[START Extracted data]
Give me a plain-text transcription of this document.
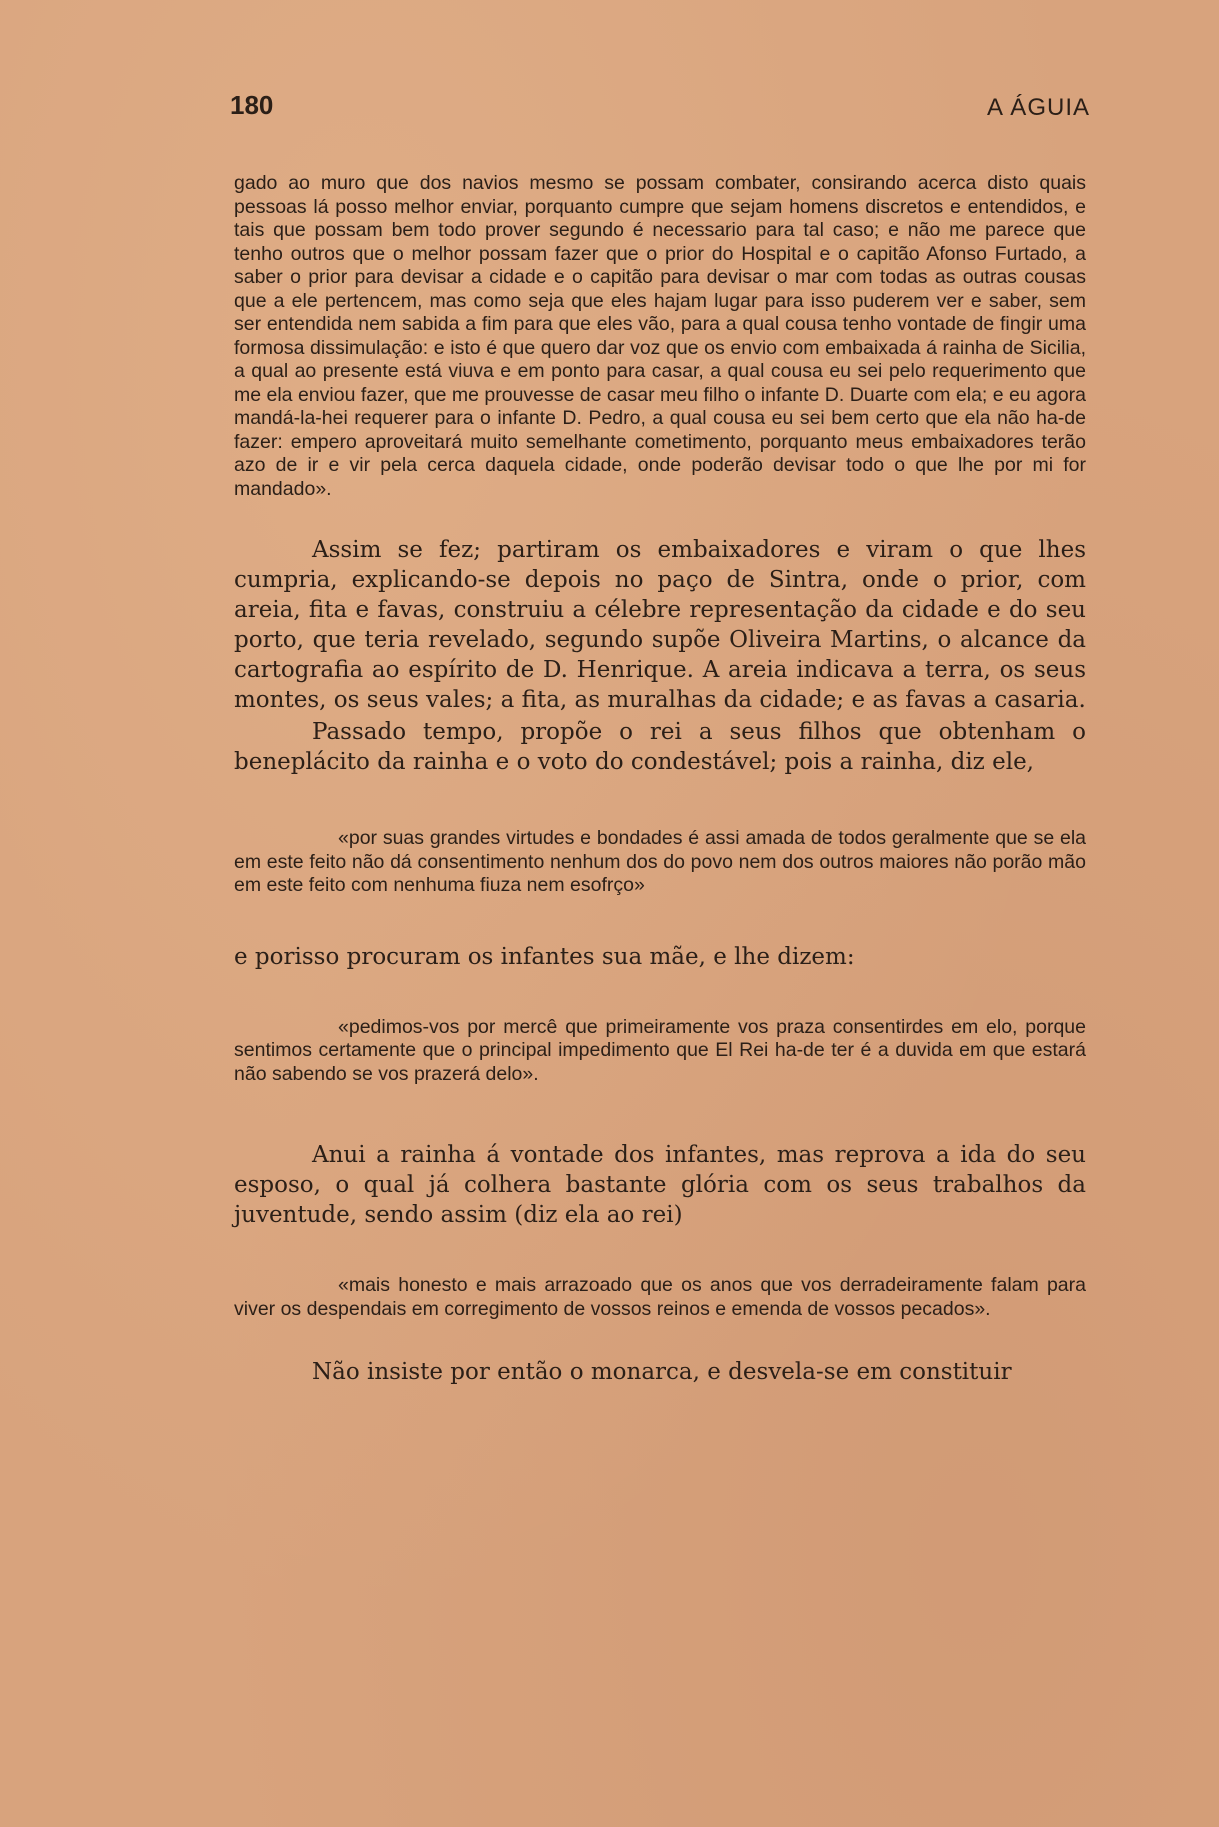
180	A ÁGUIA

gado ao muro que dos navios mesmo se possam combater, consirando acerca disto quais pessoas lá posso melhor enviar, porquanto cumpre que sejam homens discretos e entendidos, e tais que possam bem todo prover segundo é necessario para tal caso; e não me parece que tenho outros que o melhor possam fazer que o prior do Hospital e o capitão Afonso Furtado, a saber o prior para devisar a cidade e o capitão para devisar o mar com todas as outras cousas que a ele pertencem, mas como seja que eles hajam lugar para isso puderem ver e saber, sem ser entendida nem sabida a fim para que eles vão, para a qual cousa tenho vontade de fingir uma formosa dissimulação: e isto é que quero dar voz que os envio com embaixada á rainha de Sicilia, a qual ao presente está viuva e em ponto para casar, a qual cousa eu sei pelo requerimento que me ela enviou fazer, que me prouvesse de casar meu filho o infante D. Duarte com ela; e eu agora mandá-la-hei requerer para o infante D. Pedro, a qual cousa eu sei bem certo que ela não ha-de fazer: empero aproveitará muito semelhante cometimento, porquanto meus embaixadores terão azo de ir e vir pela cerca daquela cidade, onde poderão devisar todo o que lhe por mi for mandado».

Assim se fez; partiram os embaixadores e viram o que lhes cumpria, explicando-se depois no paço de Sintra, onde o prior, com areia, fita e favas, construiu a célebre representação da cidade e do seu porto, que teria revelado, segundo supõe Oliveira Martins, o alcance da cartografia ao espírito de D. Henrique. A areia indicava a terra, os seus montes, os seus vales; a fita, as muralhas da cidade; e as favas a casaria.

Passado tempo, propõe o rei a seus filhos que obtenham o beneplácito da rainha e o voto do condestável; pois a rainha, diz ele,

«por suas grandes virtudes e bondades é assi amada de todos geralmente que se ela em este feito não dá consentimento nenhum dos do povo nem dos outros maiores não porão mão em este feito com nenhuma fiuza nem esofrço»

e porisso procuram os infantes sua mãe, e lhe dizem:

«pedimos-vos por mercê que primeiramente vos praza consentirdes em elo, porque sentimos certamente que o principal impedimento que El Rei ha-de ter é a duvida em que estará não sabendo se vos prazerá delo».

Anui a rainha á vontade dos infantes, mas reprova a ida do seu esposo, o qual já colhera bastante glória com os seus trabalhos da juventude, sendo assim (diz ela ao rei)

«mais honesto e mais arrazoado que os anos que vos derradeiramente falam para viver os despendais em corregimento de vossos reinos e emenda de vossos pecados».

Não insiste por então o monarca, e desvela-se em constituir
[END Extracted data]
[START Extracted data]
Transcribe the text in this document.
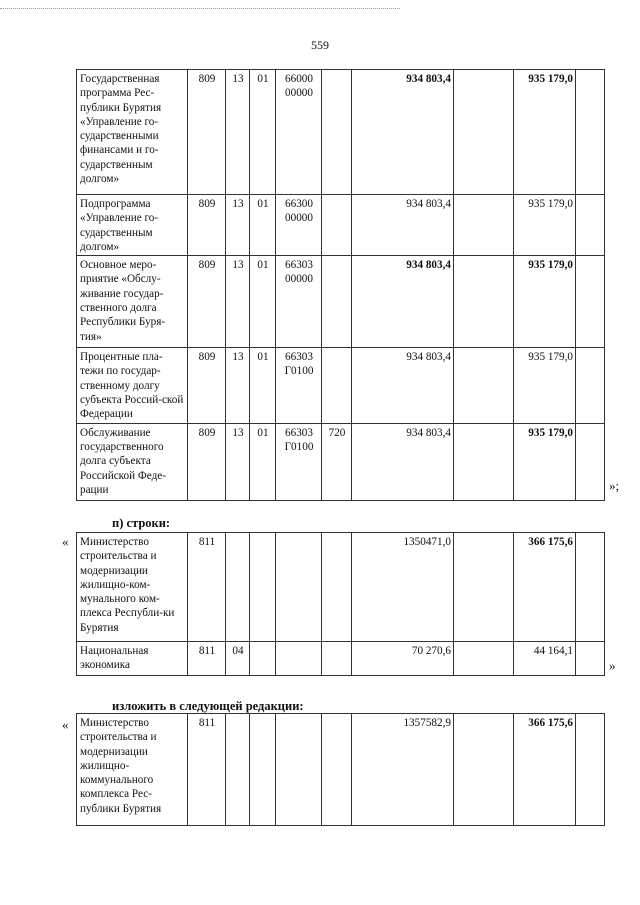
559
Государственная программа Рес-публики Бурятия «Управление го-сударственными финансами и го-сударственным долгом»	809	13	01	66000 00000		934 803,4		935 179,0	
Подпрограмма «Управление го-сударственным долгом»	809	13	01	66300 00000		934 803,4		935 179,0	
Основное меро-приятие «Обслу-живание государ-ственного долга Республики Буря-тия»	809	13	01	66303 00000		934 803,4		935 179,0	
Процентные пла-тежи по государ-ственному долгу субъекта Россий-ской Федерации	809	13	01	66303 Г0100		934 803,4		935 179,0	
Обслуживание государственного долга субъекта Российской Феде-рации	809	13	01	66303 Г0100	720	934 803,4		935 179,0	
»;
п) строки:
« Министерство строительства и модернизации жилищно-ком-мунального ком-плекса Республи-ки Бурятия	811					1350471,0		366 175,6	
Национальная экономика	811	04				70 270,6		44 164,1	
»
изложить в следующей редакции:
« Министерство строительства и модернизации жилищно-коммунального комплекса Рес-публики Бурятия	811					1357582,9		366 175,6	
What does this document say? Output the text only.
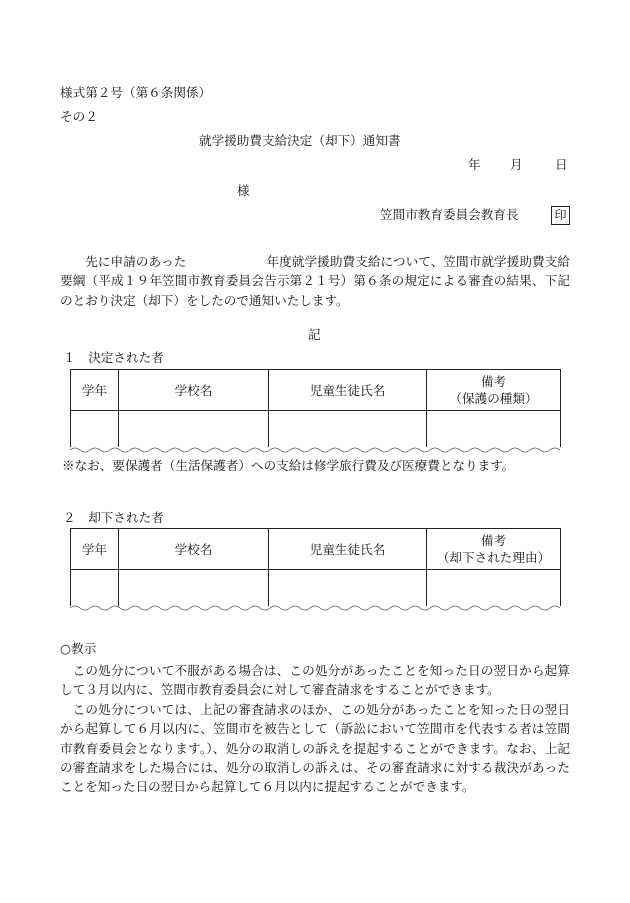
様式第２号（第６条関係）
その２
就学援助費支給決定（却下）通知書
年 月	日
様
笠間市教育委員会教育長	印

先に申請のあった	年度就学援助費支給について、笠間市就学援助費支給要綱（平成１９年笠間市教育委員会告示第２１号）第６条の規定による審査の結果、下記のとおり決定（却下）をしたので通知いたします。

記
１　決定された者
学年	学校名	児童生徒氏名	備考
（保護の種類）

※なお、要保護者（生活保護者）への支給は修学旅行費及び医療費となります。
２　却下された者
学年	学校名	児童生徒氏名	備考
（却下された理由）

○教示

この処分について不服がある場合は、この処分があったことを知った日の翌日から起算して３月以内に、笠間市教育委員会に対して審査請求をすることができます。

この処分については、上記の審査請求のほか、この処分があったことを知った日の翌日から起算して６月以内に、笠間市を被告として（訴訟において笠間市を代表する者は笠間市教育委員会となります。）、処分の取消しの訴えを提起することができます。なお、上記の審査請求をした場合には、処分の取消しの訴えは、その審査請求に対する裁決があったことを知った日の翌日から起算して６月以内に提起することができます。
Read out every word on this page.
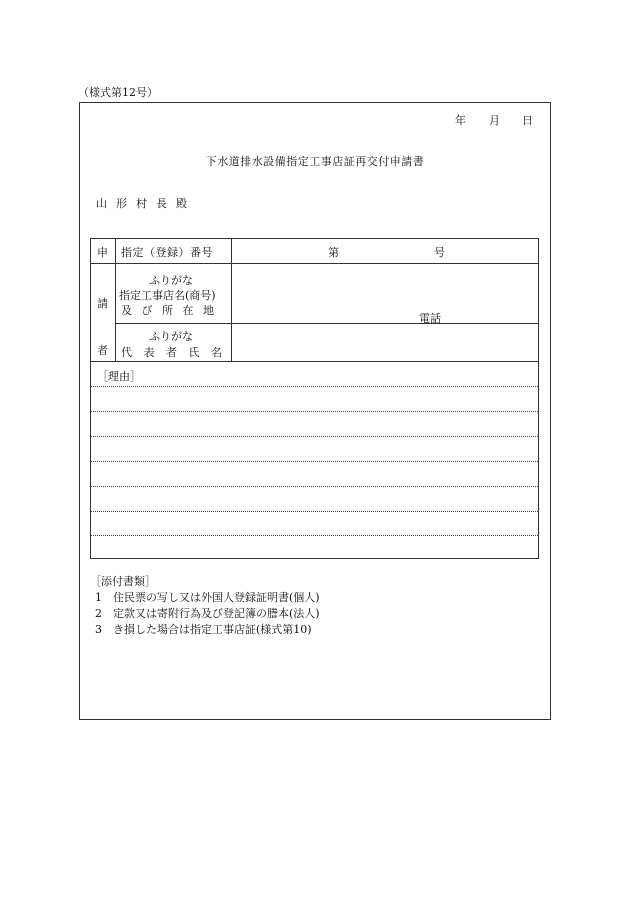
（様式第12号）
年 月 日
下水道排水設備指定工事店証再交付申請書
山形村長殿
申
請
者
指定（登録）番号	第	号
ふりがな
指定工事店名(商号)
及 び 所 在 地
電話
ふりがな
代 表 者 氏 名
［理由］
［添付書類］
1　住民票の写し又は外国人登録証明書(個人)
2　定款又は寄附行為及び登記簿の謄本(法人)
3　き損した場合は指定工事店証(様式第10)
[END Extracted data]
Go through the records and show every line with the string "this" in it.

Give me a plain-text transcription of this document.
Transcribe the text in this document.
What does this document say? Output the text only.
Read out every word on this page.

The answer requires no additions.